_EXERCISE TASK_
Gather all lines with "title" from the records.

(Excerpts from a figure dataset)
%%

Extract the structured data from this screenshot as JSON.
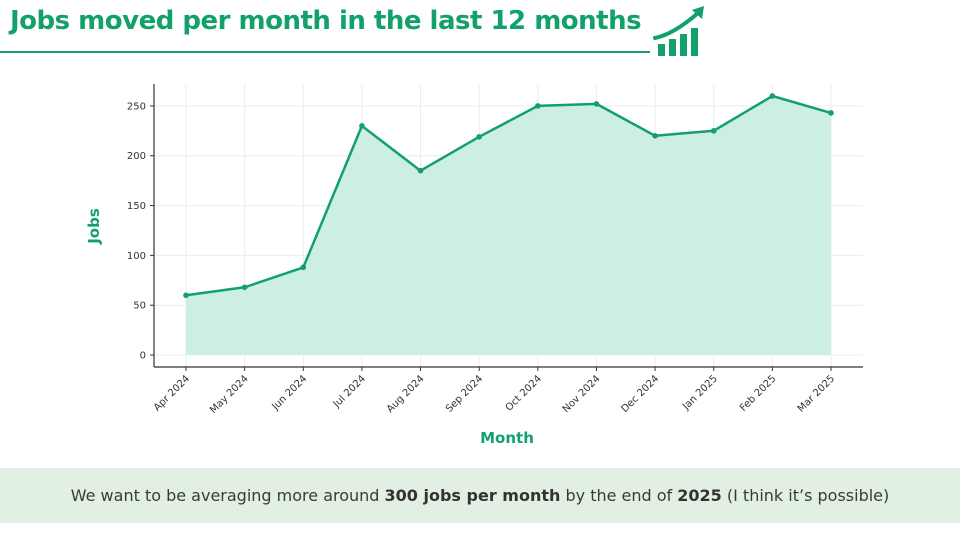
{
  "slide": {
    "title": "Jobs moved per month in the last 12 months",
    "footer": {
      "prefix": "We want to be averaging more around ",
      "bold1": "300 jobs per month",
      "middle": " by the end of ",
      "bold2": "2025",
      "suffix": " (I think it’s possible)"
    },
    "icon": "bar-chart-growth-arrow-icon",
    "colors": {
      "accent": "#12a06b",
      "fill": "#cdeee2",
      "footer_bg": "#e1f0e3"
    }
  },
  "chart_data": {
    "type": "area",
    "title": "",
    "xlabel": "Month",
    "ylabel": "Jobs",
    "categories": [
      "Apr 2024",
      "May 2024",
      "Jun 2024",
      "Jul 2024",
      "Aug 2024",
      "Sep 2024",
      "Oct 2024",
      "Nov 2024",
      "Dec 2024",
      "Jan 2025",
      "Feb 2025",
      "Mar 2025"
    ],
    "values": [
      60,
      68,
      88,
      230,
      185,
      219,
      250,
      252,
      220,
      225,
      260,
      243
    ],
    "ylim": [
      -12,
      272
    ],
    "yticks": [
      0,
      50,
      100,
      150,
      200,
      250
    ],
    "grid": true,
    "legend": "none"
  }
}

%%

_TASK OUTPUT_
    "title": "Jobs moved per month in the last 12 months",
    "title": "",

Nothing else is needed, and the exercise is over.